*Stated goal:* Reproduce each of the following lines verbatim, in the same order.

*Input records:*
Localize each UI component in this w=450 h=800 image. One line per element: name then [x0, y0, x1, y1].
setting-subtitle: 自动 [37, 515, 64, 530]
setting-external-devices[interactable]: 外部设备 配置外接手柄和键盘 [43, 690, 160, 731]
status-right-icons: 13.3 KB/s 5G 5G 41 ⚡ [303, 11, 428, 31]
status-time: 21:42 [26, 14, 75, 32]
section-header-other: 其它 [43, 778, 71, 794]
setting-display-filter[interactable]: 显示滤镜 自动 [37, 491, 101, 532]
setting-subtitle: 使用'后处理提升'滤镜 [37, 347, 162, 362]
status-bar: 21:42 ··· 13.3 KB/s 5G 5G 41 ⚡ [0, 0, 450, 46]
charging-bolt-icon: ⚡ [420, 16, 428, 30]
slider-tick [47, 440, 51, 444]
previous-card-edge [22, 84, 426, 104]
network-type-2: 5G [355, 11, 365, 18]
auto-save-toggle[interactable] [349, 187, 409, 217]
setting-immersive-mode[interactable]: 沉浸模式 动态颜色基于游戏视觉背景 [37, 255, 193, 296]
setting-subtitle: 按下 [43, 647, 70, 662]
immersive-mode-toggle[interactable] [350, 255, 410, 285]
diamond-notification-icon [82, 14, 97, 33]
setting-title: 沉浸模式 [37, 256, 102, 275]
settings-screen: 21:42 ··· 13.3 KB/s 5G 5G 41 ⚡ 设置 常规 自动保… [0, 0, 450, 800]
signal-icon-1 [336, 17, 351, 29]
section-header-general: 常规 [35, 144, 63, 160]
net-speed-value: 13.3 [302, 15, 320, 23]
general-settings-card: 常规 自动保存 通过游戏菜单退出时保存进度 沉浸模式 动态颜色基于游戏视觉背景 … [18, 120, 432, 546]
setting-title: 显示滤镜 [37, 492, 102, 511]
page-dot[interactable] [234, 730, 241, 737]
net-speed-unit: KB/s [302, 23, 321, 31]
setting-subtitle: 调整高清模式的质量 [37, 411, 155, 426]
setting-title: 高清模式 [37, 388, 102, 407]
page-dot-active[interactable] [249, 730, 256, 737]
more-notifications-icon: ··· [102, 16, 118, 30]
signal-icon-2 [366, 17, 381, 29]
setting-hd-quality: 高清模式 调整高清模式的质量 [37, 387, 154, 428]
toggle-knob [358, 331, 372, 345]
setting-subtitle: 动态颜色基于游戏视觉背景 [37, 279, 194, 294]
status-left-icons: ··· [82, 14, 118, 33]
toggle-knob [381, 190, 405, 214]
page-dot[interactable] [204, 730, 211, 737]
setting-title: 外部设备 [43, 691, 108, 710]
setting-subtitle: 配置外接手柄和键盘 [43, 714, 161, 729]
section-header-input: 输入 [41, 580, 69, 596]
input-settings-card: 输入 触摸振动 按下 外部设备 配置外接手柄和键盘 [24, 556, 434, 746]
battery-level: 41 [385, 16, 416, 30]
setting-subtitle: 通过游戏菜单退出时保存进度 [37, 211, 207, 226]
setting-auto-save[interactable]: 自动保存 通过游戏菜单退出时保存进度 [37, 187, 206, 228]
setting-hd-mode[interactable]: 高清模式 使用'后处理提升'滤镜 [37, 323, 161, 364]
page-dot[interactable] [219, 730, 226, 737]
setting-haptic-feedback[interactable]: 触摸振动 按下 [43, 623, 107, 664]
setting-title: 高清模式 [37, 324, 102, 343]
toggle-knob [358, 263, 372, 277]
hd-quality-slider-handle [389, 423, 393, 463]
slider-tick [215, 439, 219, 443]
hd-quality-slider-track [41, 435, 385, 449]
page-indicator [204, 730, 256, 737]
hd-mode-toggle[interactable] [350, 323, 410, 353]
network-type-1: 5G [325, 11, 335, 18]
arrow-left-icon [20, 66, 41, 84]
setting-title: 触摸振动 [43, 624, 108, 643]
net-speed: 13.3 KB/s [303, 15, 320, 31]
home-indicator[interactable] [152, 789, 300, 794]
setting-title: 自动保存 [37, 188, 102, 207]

*Solution for this task:*
Localize each UI component in this w=450 h=800 image. One line per element: name then [x0, y0, x1, y1].
setting-subtitle: 自动 [37, 515, 64, 530]
setting-external-devices[interactable]: 外部设备 配置外接手柄和键盘 [43, 690, 160, 731]
status-right-icons: 13.3 KB/s 5G 5G 41 ⚡ [303, 11, 428, 31]
status-time: 21:42 [26, 14, 75, 32]
section-header-other: 其它 [43, 778, 71, 794]
setting-display-filter[interactable]: 显示滤镜 自动 [37, 491, 101, 532]
setting-subtitle: 使用'后处理提升'滤镜 [37, 347, 162, 362]
status-bar: 21:42 ··· 13.3 KB/s 5G 5G 41 ⚡ [0, 0, 450, 46]
charging-bolt-icon: ⚡ [420, 16, 428, 30]
slider-tick [47, 440, 51, 444]
previous-card-edge [22, 84, 426, 104]
network-type-2: 5G [355, 11, 365, 18]
auto-save-toggle[interactable] [349, 187, 409, 217]
setting-immersive-mode[interactable]: 沉浸模式 动态颜色基于游戏视觉背景 [37, 255, 193, 296]
setting-subtitle: 按下 [43, 647, 70, 662]
immersive-mode-toggle[interactable] [350, 255, 410, 285]
diamond-notification-icon [82, 14, 97, 33]
setting-title: 沉浸模式 [37, 256, 102, 275]
settings-screen: 21:42 ··· 13.3 KB/s 5G 5G 41 ⚡ 设置 常规 自动保… [0, 0, 450, 800]
signal-icon-1 [336, 17, 351, 29]
section-header-general: 常规 [35, 144, 63, 160]
net-speed-value: 13.3 [302, 15, 320, 23]
general-settings-card: 常规 自动保存 通过游戏菜单退出时保存进度 沉浸模式 动态颜色基于游戏视觉背景 … [18, 120, 432, 546]
setting-title: 显示滤镜 [37, 492, 102, 511]
page-dot[interactable] [234, 730, 241, 737]
net-speed-unit: KB/s [302, 23, 321, 31]
setting-subtitle: 调整高清模式的质量 [37, 411, 155, 426]
setting-title: 高清模式 [37, 388, 102, 407]
page-dot-active[interactable] [249, 730, 256, 737]
more-notifications-icon: ··· [102, 16, 118, 30]
signal-icon-2 [366, 17, 381, 29]
setting-hd-quality: 高清模式 调整高清模式的质量 [37, 387, 154, 428]
toggle-knob [358, 331, 372, 345]
setting-subtitle: 动态颜色基于游戏视觉背景 [37, 279, 194, 294]
status-left-icons: ··· [82, 14, 118, 33]
toggle-knob [381, 190, 405, 214]
page-dot[interactable] [204, 730, 211, 737]
setting-title: 外部设备 [43, 691, 108, 710]
setting-subtitle: 配置外接手柄和键盘 [43, 714, 161, 729]
section-header-input: 输入 [41, 580, 69, 596]
input-settings-card: 输入 触摸振动 按下 外部设备 配置外接手柄和键盘 [24, 556, 434, 746]
battery-level: 41 [385, 16, 416, 30]
setting-subtitle: 通过游戏菜单退出时保存进度 [37, 211, 207, 226]
setting-auto-save[interactable]: 自动保存 通过游戏菜单退出时保存进度 [37, 187, 206, 228]
setting-hd-mode[interactable]: 高清模式 使用'后处理提升'滤镜 [37, 323, 161, 364]
page-dot[interactable] [219, 730, 226, 737]
setting-haptic-feedback[interactable]: 触摸振动 按下 [43, 623, 107, 664]
setting-title: 高清模式 [37, 324, 102, 343]
toggle-knob [358, 263, 372, 277]
hd-quality-slider-handle [389, 423, 393, 463]
slider-tick [215, 439, 219, 443]
hd-quality-slider-track [41, 435, 385, 449]
page-indicator [204, 730, 256, 737]
hd-mode-toggle[interactable] [350, 323, 410, 353]
network-type-1: 5G [325, 11, 335, 18]
arrow-left-icon [20, 66, 41, 84]
setting-title: 触摸振动 [43, 624, 108, 643]
net-speed: 13.3 KB/s [303, 15, 320, 31]
home-indicator[interactable] [152, 789, 300, 794]
setting-title: 自动保存 [37, 188, 102, 207]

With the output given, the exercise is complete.